TASK TO COMPLETE
Transcribe the material below exactly as it appears.

##########

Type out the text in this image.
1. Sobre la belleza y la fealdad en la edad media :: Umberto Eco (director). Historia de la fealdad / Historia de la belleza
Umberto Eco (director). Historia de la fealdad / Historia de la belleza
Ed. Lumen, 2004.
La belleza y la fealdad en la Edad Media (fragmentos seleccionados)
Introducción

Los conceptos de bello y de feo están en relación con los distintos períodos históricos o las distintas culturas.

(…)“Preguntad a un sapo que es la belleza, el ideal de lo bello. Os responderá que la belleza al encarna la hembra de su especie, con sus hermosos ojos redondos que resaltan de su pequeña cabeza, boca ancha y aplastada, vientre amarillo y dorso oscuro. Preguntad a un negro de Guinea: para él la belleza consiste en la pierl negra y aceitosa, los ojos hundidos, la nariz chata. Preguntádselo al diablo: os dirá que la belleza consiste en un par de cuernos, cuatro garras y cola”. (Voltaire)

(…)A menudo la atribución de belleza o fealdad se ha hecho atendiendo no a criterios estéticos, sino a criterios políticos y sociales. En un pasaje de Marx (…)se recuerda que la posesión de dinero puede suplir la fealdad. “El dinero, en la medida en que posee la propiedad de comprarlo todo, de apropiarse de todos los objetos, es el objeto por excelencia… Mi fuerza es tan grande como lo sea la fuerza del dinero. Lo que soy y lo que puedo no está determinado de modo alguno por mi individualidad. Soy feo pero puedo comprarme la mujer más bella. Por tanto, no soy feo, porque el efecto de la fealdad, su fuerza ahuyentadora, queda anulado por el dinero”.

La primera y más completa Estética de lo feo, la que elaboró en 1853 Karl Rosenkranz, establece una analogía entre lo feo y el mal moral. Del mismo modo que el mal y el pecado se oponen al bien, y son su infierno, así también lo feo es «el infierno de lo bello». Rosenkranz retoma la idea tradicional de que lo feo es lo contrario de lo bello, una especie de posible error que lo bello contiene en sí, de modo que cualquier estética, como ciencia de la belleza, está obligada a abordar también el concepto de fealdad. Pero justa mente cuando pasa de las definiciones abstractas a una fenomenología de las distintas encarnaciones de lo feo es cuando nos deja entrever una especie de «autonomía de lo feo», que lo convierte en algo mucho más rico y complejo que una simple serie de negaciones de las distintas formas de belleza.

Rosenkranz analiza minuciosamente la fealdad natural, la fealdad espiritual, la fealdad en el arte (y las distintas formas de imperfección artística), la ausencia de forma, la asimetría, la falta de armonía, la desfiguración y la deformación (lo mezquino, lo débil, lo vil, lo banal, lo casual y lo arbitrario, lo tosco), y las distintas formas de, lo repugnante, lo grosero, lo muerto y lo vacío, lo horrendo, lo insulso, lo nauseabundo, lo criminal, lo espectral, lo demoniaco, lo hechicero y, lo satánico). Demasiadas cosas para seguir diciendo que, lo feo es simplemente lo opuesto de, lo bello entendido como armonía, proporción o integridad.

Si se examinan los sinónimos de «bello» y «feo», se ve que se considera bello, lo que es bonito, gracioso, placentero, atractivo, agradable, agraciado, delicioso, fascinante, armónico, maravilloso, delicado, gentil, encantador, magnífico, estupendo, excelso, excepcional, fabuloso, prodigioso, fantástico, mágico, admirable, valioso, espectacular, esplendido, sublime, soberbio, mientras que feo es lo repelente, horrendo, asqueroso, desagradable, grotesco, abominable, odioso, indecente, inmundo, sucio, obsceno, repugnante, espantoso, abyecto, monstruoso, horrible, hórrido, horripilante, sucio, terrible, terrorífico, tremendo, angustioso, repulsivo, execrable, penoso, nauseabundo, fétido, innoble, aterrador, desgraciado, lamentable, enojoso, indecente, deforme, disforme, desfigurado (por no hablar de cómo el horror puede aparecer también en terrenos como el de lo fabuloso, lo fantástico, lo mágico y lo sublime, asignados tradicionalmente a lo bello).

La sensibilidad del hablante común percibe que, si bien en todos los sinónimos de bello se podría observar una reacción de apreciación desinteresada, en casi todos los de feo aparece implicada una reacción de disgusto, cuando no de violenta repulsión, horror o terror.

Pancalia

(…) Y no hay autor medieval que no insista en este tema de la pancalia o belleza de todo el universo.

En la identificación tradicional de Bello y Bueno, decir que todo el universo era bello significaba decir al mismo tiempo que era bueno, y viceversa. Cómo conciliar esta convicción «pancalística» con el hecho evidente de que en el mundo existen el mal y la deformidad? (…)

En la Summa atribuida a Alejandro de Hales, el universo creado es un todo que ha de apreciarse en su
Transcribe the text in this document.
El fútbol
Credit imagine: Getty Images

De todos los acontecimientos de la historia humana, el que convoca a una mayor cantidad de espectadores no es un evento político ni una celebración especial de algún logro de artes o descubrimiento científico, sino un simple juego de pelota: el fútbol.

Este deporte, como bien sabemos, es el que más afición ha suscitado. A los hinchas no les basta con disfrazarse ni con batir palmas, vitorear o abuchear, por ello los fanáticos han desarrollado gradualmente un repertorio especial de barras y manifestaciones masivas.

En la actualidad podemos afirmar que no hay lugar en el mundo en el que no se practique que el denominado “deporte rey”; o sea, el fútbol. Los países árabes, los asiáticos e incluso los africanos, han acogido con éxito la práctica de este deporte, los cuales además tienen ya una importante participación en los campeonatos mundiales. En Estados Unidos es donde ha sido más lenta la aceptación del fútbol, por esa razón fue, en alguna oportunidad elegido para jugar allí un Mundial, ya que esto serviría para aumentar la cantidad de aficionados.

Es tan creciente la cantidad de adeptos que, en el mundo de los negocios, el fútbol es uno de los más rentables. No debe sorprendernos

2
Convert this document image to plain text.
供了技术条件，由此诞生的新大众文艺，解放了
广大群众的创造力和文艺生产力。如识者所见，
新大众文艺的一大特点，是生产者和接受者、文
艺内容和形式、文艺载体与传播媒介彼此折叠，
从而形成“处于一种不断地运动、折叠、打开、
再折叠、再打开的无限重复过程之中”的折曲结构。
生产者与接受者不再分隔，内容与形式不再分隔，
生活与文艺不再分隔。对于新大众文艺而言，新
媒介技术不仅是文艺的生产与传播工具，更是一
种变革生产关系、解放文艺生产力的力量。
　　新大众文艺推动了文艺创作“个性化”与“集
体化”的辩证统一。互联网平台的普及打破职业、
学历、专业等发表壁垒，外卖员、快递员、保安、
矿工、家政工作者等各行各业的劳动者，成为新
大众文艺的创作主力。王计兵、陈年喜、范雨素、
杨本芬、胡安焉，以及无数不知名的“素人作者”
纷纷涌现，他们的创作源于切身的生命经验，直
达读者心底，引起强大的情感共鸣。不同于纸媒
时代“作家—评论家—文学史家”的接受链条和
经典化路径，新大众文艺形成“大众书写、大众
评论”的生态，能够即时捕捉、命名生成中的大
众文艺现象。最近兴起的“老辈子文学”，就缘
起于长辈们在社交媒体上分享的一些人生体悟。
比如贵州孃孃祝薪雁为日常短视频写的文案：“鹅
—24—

##########

RIGHT ANSWER
Type out the text in this image.
1. Sobre la belleza y la fealdad en la edad media :: Umberto Eco (director). Historia de la fealdad / Historia de la belleza
Umberto Eco (director). Historia de la fealdad / Historia de la belleza
Ed. Lumen, 2004.
La belleza y la fealdad en la Edad Media (fragmentos seleccionados)
Introducción

Los conceptos de bello y de feo están en relación con los distintos períodos históricos o las distintas culturas.

(…)“Preguntad a un sapo que es la belleza, el ideal de lo bello. Os responderá que la belleza al encarna la hembra de su especie, con sus hermosos ojos redondos que resaltan de su pequeña cabeza, boca ancha y aplastada, vientre amarillo y dorso oscuro. Preguntad a un negro de Guinea: para él la belleza consiste en la pierl negra y aceitosa, los ojos hundidos, la nariz chata. Preguntádselo al diablo: os dirá que la belleza consiste en un par de cuernos, cuatro garras y cola”. (Voltaire)

(…)A menudo la atribución de belleza o fealdad se ha hecho atendiendo no a criterios estéticos, sino a criterios políticos y sociales. En un pasaje de Marx (…)se recuerda que la posesión de dinero puede suplir la fealdad. “El dinero, en la medida en que posee la propiedad de comprarlo todo, de apropiarse de todos los objetos, es el objeto por excelencia… Mi fuerza es tan grande como lo sea la fuerza del dinero. Lo que soy y lo que puedo no está determinado de modo alguno por mi individualidad. Soy feo pero puedo comprarme la mujer más bella. Por tanto, no soy feo, porque el efecto de la fealdad, su fuerza ahuyentadora, queda anulado por el dinero”.

La primera y más completa Estética de lo feo, la que elaboró en 1853 Karl Rosenkranz, establece una analogía entre lo feo y el mal moral. Del mismo modo que el mal y el pecado se oponen al bien, y son su infierno, así también lo feo es «el infierno de lo bello». Rosenkranz retoma la idea tradicional de que lo feo es lo contrario de lo bello, una especie de posible error que lo bello contiene en sí, de modo que cualquier estética, como ciencia de la belleza, está obligada a abordar también el concepto de fealdad. Pero justa mente cuando pasa de las definiciones abstractas a una fenomenología de las distintas encarnaciones de lo feo es cuando nos deja entrever una especie de «autonomía de lo feo», que lo convierte en algo mucho más rico y complejo que una simple serie de negaciones de las distintas formas de belleza.

Rosenkranz analiza minuciosamente la fealdad natural, la fealdad espiritual, la fealdad en el arte (y las distintas formas de imperfección artística), la ausencia de forma, la asimetría, la falta de armonía, la desfiguración y la deformación (lo mezquino, lo débil, lo vil, lo banal, lo casual y lo arbitrario, lo tosco), y las distintas formas de, lo repugnante, lo grosero, lo muerto y lo vacío, lo horrendo, lo insulso, lo nauseabundo, lo criminal, lo espectral, lo demoniaco, lo hechicero y, lo satánico). Demasiadas cosas para seguir diciendo que, lo feo es simplemente lo opuesto de, lo bello entendido como armonía, proporción o integridad.

Si se examinan los sinónimos de «bello» y «feo», se ve que se considera bello, lo que es bonito, gracioso, placentero, atractivo, agradable, agraciado, delicioso, fascinante, armónico, maravilloso, delicado, gentil, encantador, magnífico, estupendo, excelso, excepcional, fabuloso, prodigioso, fantástico, mágico, admirable, valioso, espectacular, esplendido, sublime, soberbio, mientras que feo es lo repelente, horrendo, asqueroso, desagradable, grotesco, abominable, odioso, indecente, inmundo, sucio, obsceno, repugnante, espantoso, abyecto, monstruoso, horrible, hórrido, horripilante, sucio, terrible, terrorífico, tremendo, angustioso, repulsivo, execrable, penoso, nauseabundo, fétido, innoble, aterrador, desgraciado, lamentable, enojoso, indecente, deforme, disforme, desfigurado (por no hablar de cómo el horror puede aparecer también en terrenos como el de lo fabuloso, lo fantástico, lo mágico y lo sublime, asignados tradicionalmente a lo bello).

La sensibilidad del hablante común percibe que, si bien en todos los sinónimos de bello se podría observar una reacción de apreciación desinteresada, en casi todos los de feo aparece implicada una reacción de disgusto, cuando no de violenta repulsión, horror o terror.

Pancalia

(…) Y no hay autor medieval que no insista en este tema de la pancalia o belleza de todo el universo.

En la identificación tradicional de Bello y Bueno, decir que todo el universo era bello significaba decir al mismo tiempo que era bueno, y viceversa. Cómo conciliar esta convicción «pancalística» con el hecho evidente de que en el mundo existen el mal y la deformidad? (…)

En la Summa atribuida a Alejandro de Hales, el universo creado es un todo que ha de apreciarse en su
Transcribe the text in this document.
El fútbol
Credit imagine: Getty Images

De todos los acontecimientos de la historia humana, el que convoca a una mayor cantidad de espectadores no es un evento político ni una celebración especial de algún logro de artes o descubrimiento científico, sino un simple juego de pelota: el fútbol.

Este deporte, como bien sabemos, es el que más afición ha suscitado. A los hinchas no les basta con disfrazarse ni con batir palmas, vitorear o abuchear, por ello los fanáticos han desarrollado gradualmente un repertorio especial de barras y manifestaciones masivas.

En la actualidad podemos afirmar que no hay lugar en el mundo en el que no se practique que el denominado “deporte rey”; o sea, el fútbol. Los países árabes, los asiáticos e incluso los africanos, han acogido con éxito la práctica de este deporte, los cuales además tienen ya una importante participación en los campeonatos mundiales. En Estados Unidos es donde ha sido más lenta la aceptación del fútbol, por esa razón fue, en alguna oportunidad elegido para jugar allí un Mundial, ya que esto serviría para aumentar la cantidad de aficionados.

Es tan creciente la cantidad de adeptos que, en el mundo de los negocios, el fútbol es uno de los más rentables. No debe sorprendernos

2
Convert this document image to plain text.
供了技术条件，由此诞生的新大众文艺，解放了
广大群众的创造力和文艺生产力。如识者所见，
新大众文艺的一大特点，是生产者和接受者、文
艺内容和形式、文艺载体与传播媒介彼此折叠，
从而形成“处于一种不断地运动、折叠、打开、
再折叠、再打开的无限重复过程之中”的折曲结构。
生产者与接受者不再分隔，内容与形式不再分隔，
生活与文艺不再分隔。对于新大众文艺而言，新
媒介技术不仅是文艺的生产与传播工具，更是一
种变革生产关系、解放文艺生产力的力量。
　　新大众文艺推动了文艺创作“个性化”与“集
体化”的辩证统一。互联网平台的普及打破职业、
学历、专业等发表壁垒，外卖员、快递员、保安、
矿工、家政工作者等各行各业的劳动者，成为新
大众文艺的创作主力。王计兵、陈年喜、范雨素、
杨本芬、胡安焉，以及无数不知名的“素人作者”
纷纷涌现，他们的创作源于切身的生命经验，直
达读者心底，引起强大的情感共鸣。不同于纸媒
时代“作家—评论家—文学史家”的接受链条和
经典化路径，新大众文艺形成“大众书写、大众
评论”的生态，能够即时捕捉、命名生成中的大
众文艺现象。最近兴起的“老辈子文学”，就缘
起于长辈们在社交媒体上分享的一些人生体悟。
比如贵州孃孃祝薪雁为日常短视频写的文案：“鹅
—24—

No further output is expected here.